## Begin

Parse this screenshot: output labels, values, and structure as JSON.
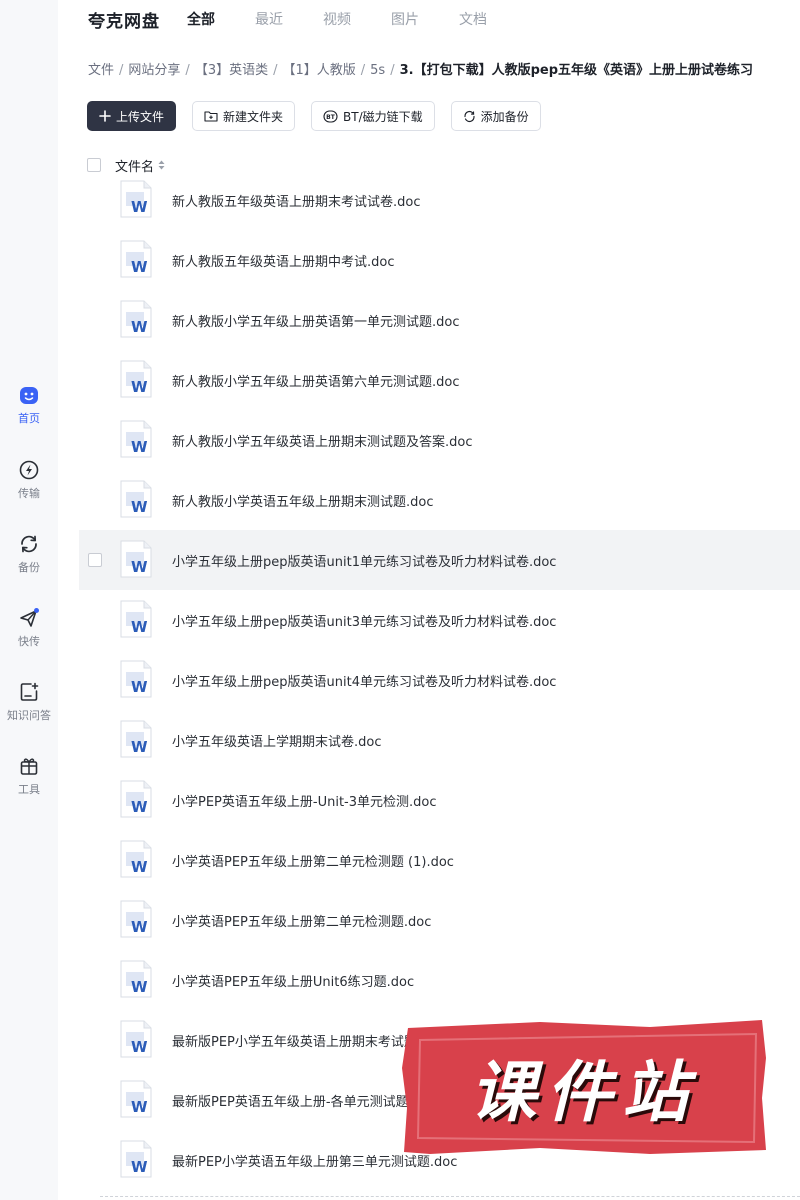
{
  "app": {
    "title": "夸克网盘"
  },
  "header": {
    "tabs": [
      {
        "label": "全部",
        "active": true
      },
      {
        "label": "最近"
      },
      {
        "label": "视频"
      },
      {
        "label": "图片"
      },
      {
        "label": "文档"
      }
    ]
  },
  "sidebar": {
    "items": [
      {
        "label": "首页",
        "icon": "smile-face-icon",
        "active": true
      },
      {
        "label": "传输",
        "icon": "transfer-bolt-icon"
      },
      {
        "label": "备份",
        "icon": "backup-sync-icon"
      },
      {
        "label": "快传",
        "icon": "paper-plane-icon",
        "badge": true
      },
      {
        "label": "知识问答",
        "icon": "knowledge-qa-icon"
      },
      {
        "label": "工具",
        "icon": "toolbox-icon"
      }
    ]
  },
  "breadcrumb": [
    "文件",
    "网站分享",
    "【3】英语类",
    "【1】人教版",
    "5s",
    "3.【打包下载】人教版pep五年级《英语》上册上册试卷练习"
  ],
  "toolbar": {
    "upload": "上传文件",
    "new_folder": "新建文件夹",
    "bt_download": "BT/磁力链下载",
    "add_backup": "添加备份"
  },
  "list": {
    "column_name": "文件名",
    "files": [
      "新人教版五年级英语上册期末考试试卷.doc",
      "新人教版五年级英语上册期中考试.doc",
      "新人教版小学五年级上册英语第一单元测试题.doc",
      "新人教版小学五年级上册英语第六单元测试题.doc",
      "新人教版小学五年级英语上册期末测试题及答案.doc",
      "新人教版小学英语五年级上册期末测试题.doc",
      "小学五年级上册pep版英语unit1单元练习试卷及听力材料试卷.doc",
      "小学五年级上册pep版英语unit3单元练习试卷及听力材料试卷.doc",
      "小学五年级上册pep版英语unit4单元练习试卷及听力材料试卷.doc",
      "小学五年级英语上学期期末试卷.doc",
      "小学PEP英语五年级上册-Unit-3单元检测.doc",
      "小学英语PEP五年级上册第二单元检测题 (1).doc",
      "小学英语PEP五年级上册第二单元检测题.doc",
      "小学英语PEP五年级上册Unit6练习题.doc",
      "最新版PEP小学五年级英语上册期末考试题打印.doc",
      "最新版PEP英语五年级上册-各单元测试题(unit1-unit 6).doc",
      "最新PEP小学英语五年级上册第三单元测试题.doc"
    ],
    "hover_index": 6
  },
  "watermark": {
    "text": "课件站"
  },
  "colors": {
    "accent": "#3a62f5",
    "primary_button": "#2f3444",
    "word_blue": "#2b5cb8",
    "stamp_red": "#d8414b"
  }
}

## End

#### EXERCISE TASK
Show all lines from the data above in which the word "小学英语PEP五年级上册第二单元检测题" appears.

#### RESPONSE BELOW
      "小学英语PEP五年级上册第二单元检测题 (1).doc",
      "小学英语PEP五年级上册第二单元检测题.doc",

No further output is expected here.